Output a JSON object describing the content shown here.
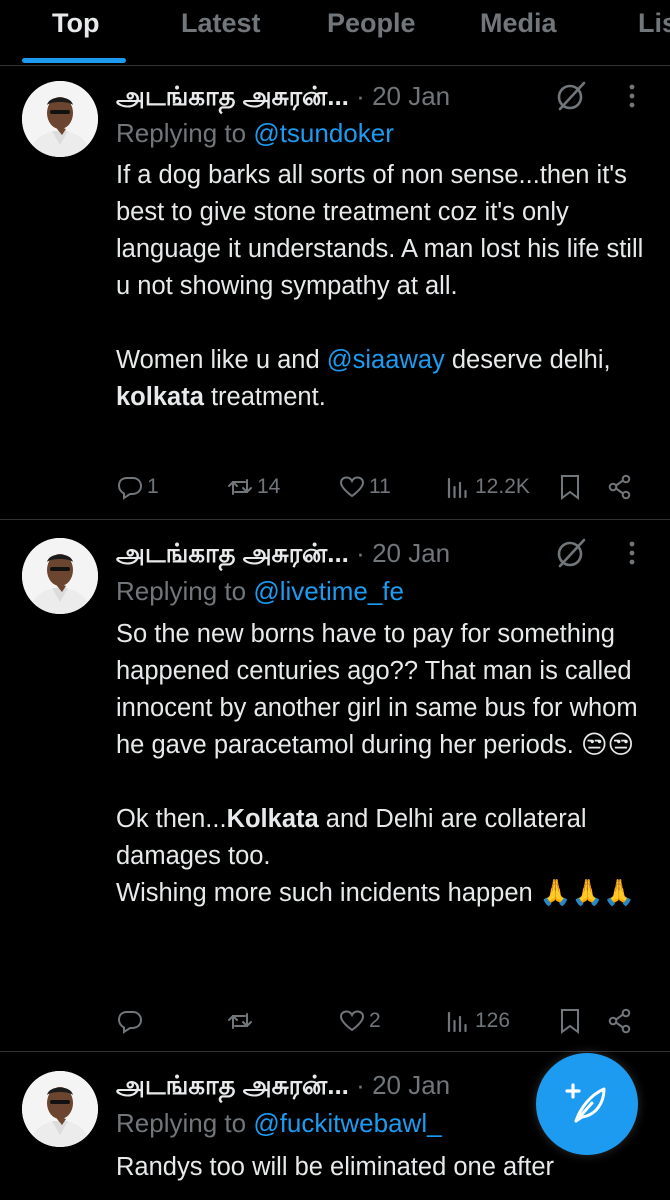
{
  "tabs": [
    {
      "label": "Top",
      "active": true
    },
    {
      "label": "Latest",
      "active": false
    },
    {
      "label": "People",
      "active": false
    },
    {
      "label": "Media",
      "active": false
    },
    {
      "label": "Lis",
      "active": false
    }
  ],
  "colors": {
    "accent": "#1d9bf0",
    "muted": "#71767b",
    "text": "#e7e9ea",
    "divider": "#2f3336",
    "background": "#000000"
  },
  "icons": {
    "grok": "grok-icon",
    "more": "more-icon",
    "reply": "reply-icon",
    "repost": "repost-icon",
    "like": "heart-icon",
    "views": "views-icon",
    "bookmark": "bookmark-icon",
    "share": "share-icon",
    "compose": "compose-icon"
  },
  "tweets": [
    {
      "author": "அடங்காத அசுரன்...",
      "separator": "·",
      "date": "20 Jan",
      "replying_prefix": "Replying to ",
      "replying_to": "@tsundoker",
      "body": {
        "line1": "If a dog barks all sorts of non sense...then it's best to give stone treatment coz it's only language it understands. A man lost his life  still u not showing sympathy at all.",
        "line2a": "Women like u and ",
        "line2_mention": "@siaaway",
        "line2b": " deserve delhi, ",
        "line2_bold": "kolkata",
        "line2c": " treatment."
      },
      "stats": {
        "replies": "1",
        "reposts": "14",
        "likes": "11",
        "views": "12.2K"
      }
    },
    {
      "author": "அடங்காத அசுரன்...",
      "separator": "·",
      "date": "20 Jan",
      "replying_prefix": "Replying to ",
      "replying_to": "@livetime_fe",
      "body": {
        "line1": "So the new borns have to pay for something happened centuries ago?? That man is called innocent by another girl in same bus for whom he gave paracetamol during her periods. 😒😒",
        "line2a": "Ok then...",
        "line2_bold": "Kolkata",
        "line2b": " and Delhi are collateral damages too.",
        "line3": "Wishing more such incidents happen 🙏🙏🙏"
      },
      "stats": {
        "replies": "",
        "reposts": "",
        "likes": "2",
        "views": "126"
      }
    },
    {
      "author": "அடங்காத அசுரன்...",
      "separator": "·",
      "date": "20 Jan",
      "replying_prefix": "Replying to ",
      "replying_to": "@fuckitwebawl_",
      "body": {
        "line1": "Randys too will be eliminated one after"
      }
    }
  ]
}
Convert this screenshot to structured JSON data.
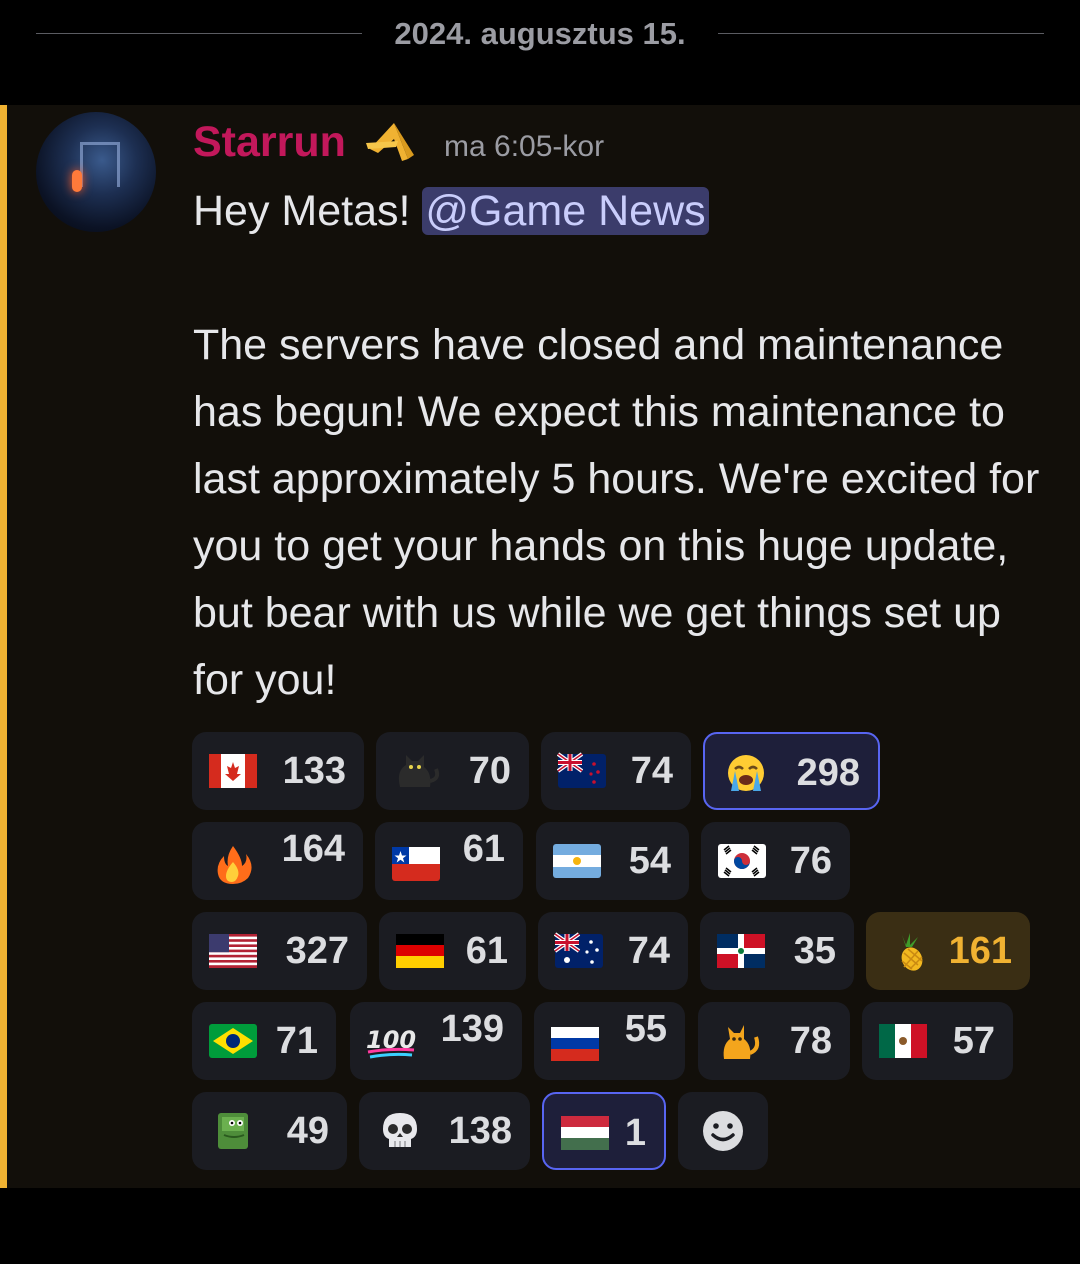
{
  "date_separator": "2024. augusztus 15.",
  "message": {
    "username": "Starrun",
    "username_color": "#c2185b",
    "badge_icon": "golden-a-badge",
    "timestamp": "ma 6:05-kor",
    "greeting": "Hey Metas! ",
    "mention": "@Game News",
    "body": "The servers have closed and maintenance has begun! We expect this maintenance to last approximately 5 hours. We're excited for you to get your hands on this huge update, but bear with us while we get things set up for you!"
  },
  "reactions": [
    {
      "emoji": "flag-canada",
      "count": "133"
    },
    {
      "emoji": "black-cat",
      "count": "70"
    },
    {
      "emoji": "flag-new-zealand",
      "count": "74"
    },
    {
      "emoji": "loudly-crying-face",
      "count": "298",
      "active": true
    },
    {
      "emoji": "fire",
      "count": "164"
    },
    {
      "emoji": "flag-chile",
      "count": "61"
    },
    {
      "emoji": "flag-argentina",
      "count": "54"
    },
    {
      "emoji": "flag-south-korea",
      "count": "76"
    },
    {
      "emoji": "flag-united-states",
      "count": "327"
    },
    {
      "emoji": "flag-germany",
      "count": "61"
    },
    {
      "emoji": "flag-australia",
      "count": "74"
    },
    {
      "emoji": "flag-dominican-republic",
      "count": "35"
    },
    {
      "emoji": "pineapple",
      "count": "161",
      "highlight": true
    },
    {
      "emoji": "flag-brazil",
      "count": "71"
    },
    {
      "emoji": "hundred-points",
      "count": "139"
    },
    {
      "emoji": "flag-russia",
      "count": "55"
    },
    {
      "emoji": "cat",
      "count": "78"
    },
    {
      "emoji": "flag-mexico",
      "count": "57"
    },
    {
      "emoji": "pepe-frog",
      "count": "49"
    },
    {
      "emoji": "skull",
      "count": "138"
    },
    {
      "emoji": "flag-hungary",
      "count": "1",
      "active": true
    },
    {
      "emoji": "add-reaction-smiley"
    }
  ],
  "colors": {
    "accent_bar": "#f0b232",
    "mention_bg": "#3b3c6b",
    "active_border": "#5865f2"
  }
}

**Directions**
Leave out the pictures and transcribe everything else exactly.

**Task output**
Output a JSON object describing the content shown here.
{
  "tabs": [
    {
      "label": "Top",
      "active": true
    },
    {
      "label": "Latest",
      "active": false
    },
    {
      "label": "People",
      "active": false
    },
    {
      "label": "Media",
      "active": false
    },
    {
      "label": "Lis",
      "active": false
    }
  ],
  "colors": {
    "accent": "#1d9bf0",
    "muted": "#71767b",
    "text": "#e7e9ea",
    "divider": "#2f3336",
    "background": "#000000"
  },
  "icons": {
    "grok": "grok-icon",
    "more": "more-icon",
    "reply": "reply-icon",
    "repost": "repost-icon",
    "like": "heart-icon",
    "views": "views-icon",
    "bookmark": "bookmark-icon",
    "share": "share-icon",
    "compose": "compose-icon"
  },
  "tweets": [
    {
      "author": "அடங்காத அசுரன்...",
      "separator": "·",
      "date": "20 Jan",
      "replying_prefix": "Replying to ",
      "replying_to": "@tsundoker",
      "body": {
        "line1": "If a dog barks all sorts of non sense...then it's best to give stone treatment coz it's only language it understands. A man lost his life  still u not showing sympathy at all.",
        "line2a": "Women like u and ",
        "line2_mention": "@siaaway",
        "line2b": " deserve delhi, ",
        "line2_bold": "kolkata",
        "line2c": " treatment."
      },
      "stats": {
        "replies": "1",
        "reposts": "14",
        "likes": "11",
        "views": "12.2K"
      }
    },
    {
      "author": "அடங்காத அசுரன்...",
      "separator": "·",
      "date": "20 Jan",
      "replying_prefix": "Replying to ",
      "replying_to": "@livetime_fe",
      "body": {
        "line1": "So the new borns have to pay for something happened centuries ago?? That man is called innocent by another girl in same bus for whom he gave paracetamol during her periods. 😒😒",
        "line2a": "Ok then...",
        "line2_bold": "Kolkata",
        "line2b": " and Delhi are collateral damages too.",
        "line3": "Wishing more such incidents happen 🙏🙏🙏"
      },
      "stats": {
        "replies": "",
        "reposts": "",
        "likes": "2",
        "views": "126"
      }
    },
    {
      "author": "அடங்காத அசுரன்...",
      "separator": "·",
      "date": "20 Jan",
      "replying_prefix": "Replying to ",
      "replying_to": "@fuckitwebawl_",
      "body": {
        "line1": "Randys too will be eliminated one after"
      }
    }
  ]
}
Convert this screenshot to structured JSON data.
{
  "date_separator": "2024. augusztus 15.",
  "message": {
    "username": "Starrun",
    "username_color": "#c2185b",
    "badge_icon": "golden-a-badge",
    "timestamp": "ma 6:05-kor",
    "greeting": "Hey Metas! ",
    "mention": "@Game News",
    "body": "The servers have closed and maintenance has begun! We expect this maintenance to last approximately 5 hours. We're excited for you to get your hands on this huge update, but bear with us while we get things set up for you!"
  },
  "reactions": [
    {
      "emoji": "flag-canada",
      "count": "133"
    },
    {
      "emoji": "black-cat",
      "count": "70"
    },
    {
      "emoji": "flag-new-zealand",
      "count": "74"
    },
    {
      "emoji": "loudly-crying-face",
      "count": "298",
      "active": true
    },
    {
      "emoji": "fire",
      "count": "164"
    },
    {
      "emoji": "flag-chile",
      "count": "61"
    },
    {
      "emoji": "flag-argentina",
      "count": "54"
    },
    {
      "emoji": "flag-south-korea",
      "count": "76"
    },
    {
      "emoji": "flag-united-states",
      "count": "327"
    },
    {
      "emoji": "flag-germany",
      "count": "61"
    },
    {
      "emoji": "flag-australia",
      "count": "74"
    },
    {
      "emoji": "flag-dominican-republic",
      "count": "35"
    },
    {
      "emoji": "pineapple",
      "count": "161",
      "highlight": true
    },
    {
      "emoji": "flag-brazil",
      "count": "71"
    },
    {
      "emoji": "hundred-points",
      "count": "139"
    },
    {
      "emoji": "flag-russia",
      "count": "55"
    },
    {
      "emoji": "cat",
      "count": "78"
    },
    {
      "emoji": "flag-mexico",
      "count": "57"
    },
    {
      "emoji": "pepe-frog",
      "count": "49"
    },
    {
      "emoji": "skull",
      "count": "138"
    },
    {
      "emoji": "flag-hungary",
      "count": "1",
      "active": true
    },
    {
      "emoji": "add-reaction-smiley"
    }
  ],
  "colors": {
    "accent_bar": "#f0b232",
    "mention_bg": "#3b3c6b",
    "active_border": "#5865f2"
  }
}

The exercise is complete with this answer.